• **Problem details**
Transcribe every line below exactly; no image goes into the output.

** Data for the task follows **

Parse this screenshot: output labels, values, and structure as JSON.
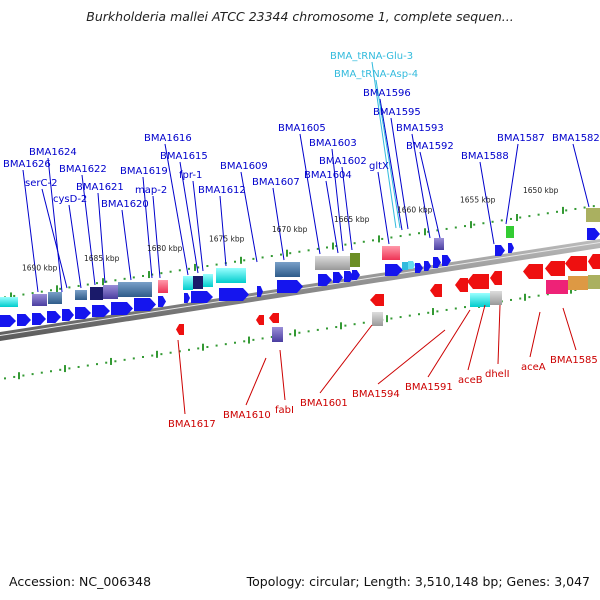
{
  "title": "Burkholderia mallei ATCC 23344 chromosome 1, complete sequen...",
  "footer": {
    "accession": "Accession: NC_006348",
    "summary": "Topology: circular; Length: 3,510,148 bp; Genes: 3,047"
  },
  "colors": {
    "forward_label": "#0000cc",
    "reverse_label": "#cc0000",
    "rna_label": "#33bbdd",
    "forward_gene": "#1515ee",
    "reverse_gene": "#ee1010",
    "backbone": "#888888",
    "tick": "#339933"
  },
  "scale_labels": [
    "1690 kbp",
    "1685 kbp",
    "1680 kbp",
    "1675 kbp",
    "1670 kbp",
    "1665 kbp",
    "1660 kbp",
    "1655 kbp",
    "1650 kbp"
  ],
  "forward_labels": [
    "BMA1626",
    "BMA1624",
    "serC-2",
    "cysD-2",
    "BMA1622",
    "BMA1621",
    "BMA1620",
    "BMA1619",
    "map-2",
    "BMA1616",
    "BMA1615",
    "fpr-1",
    "BMA1612",
    "BMA1609",
    "BMA1607",
    "BMA1605",
    "BMA1603",
    "BMA1604",
    "BMA1602",
    "gltX",
    "BMA1596",
    "BMA1595",
    "BMA1593",
    "BMA1592",
    "BMA1588",
    "BMA1587",
    "BMA1582"
  ],
  "rna_labels": [
    "BMA_tRNA-Glu-3",
    "BMA_tRNA-Asp-4"
  ],
  "reverse_labels": [
    "BMA1617",
    "BMA1610",
    "fabI",
    "BMA1601",
    "BMA1594",
    "BMA1591",
    "aceB",
    "dhelI",
    "aceA",
    "BMA1585"
  ]
}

** End of Data for the task **

• **Response to the task**
Parse this screenshot: output labels, values, and structure as JSON.
{
  "title": "Burkholderia mallei ATCC 23344 chromosome 1, complete sequen...",
  "footer": {
    "accession": "Accession: NC_006348",
    "summary": "Topology: circular; Length: 3,510,148 bp; Genes: 3,047"
  },
  "colors": {
    "forward_label": "#0000cc",
    "reverse_label": "#cc0000",
    "rna_label": "#33bbdd",
    "forward_gene": "#1515ee",
    "reverse_gene": "#ee1010",
    "backbone": "#888888",
    "tick": "#339933"
  },
  "scale_labels": [
    "1690 kbp",
    "1685 kbp",
    "1680 kbp",
    "1675 kbp",
    "1670 kbp",
    "1665 kbp",
    "1660 kbp",
    "1655 kbp",
    "1650 kbp"
  ],
  "forward_labels": [
    "BMA1626",
    "BMA1624",
    "serC-2",
    "cysD-2",
    "BMA1622",
    "BMA1621",
    "BMA1620",
    "BMA1619",
    "map-2",
    "BMA1616",
    "BMA1615",
    "fpr-1",
    "BMA1612",
    "BMA1609",
    "BMA1607",
    "BMA1605",
    "BMA1603",
    "BMA1604",
    "BMA1602",
    "gltX",
    "BMA1596",
    "BMA1595",
    "BMA1593",
    "BMA1592",
    "BMA1588",
    "BMA1587",
    "BMA1582"
  ],
  "rna_labels": [
    "BMA_tRNA-Glu-3",
    "BMA_tRNA-Asp-4"
  ],
  "reverse_labels": [
    "BMA1617",
    "BMA1610",
    "fabI",
    "BMA1601",
    "BMA1594",
    "BMA1591",
    "aceB",
    "dhelI",
    "aceA",
    "BMA1585"
  ]
}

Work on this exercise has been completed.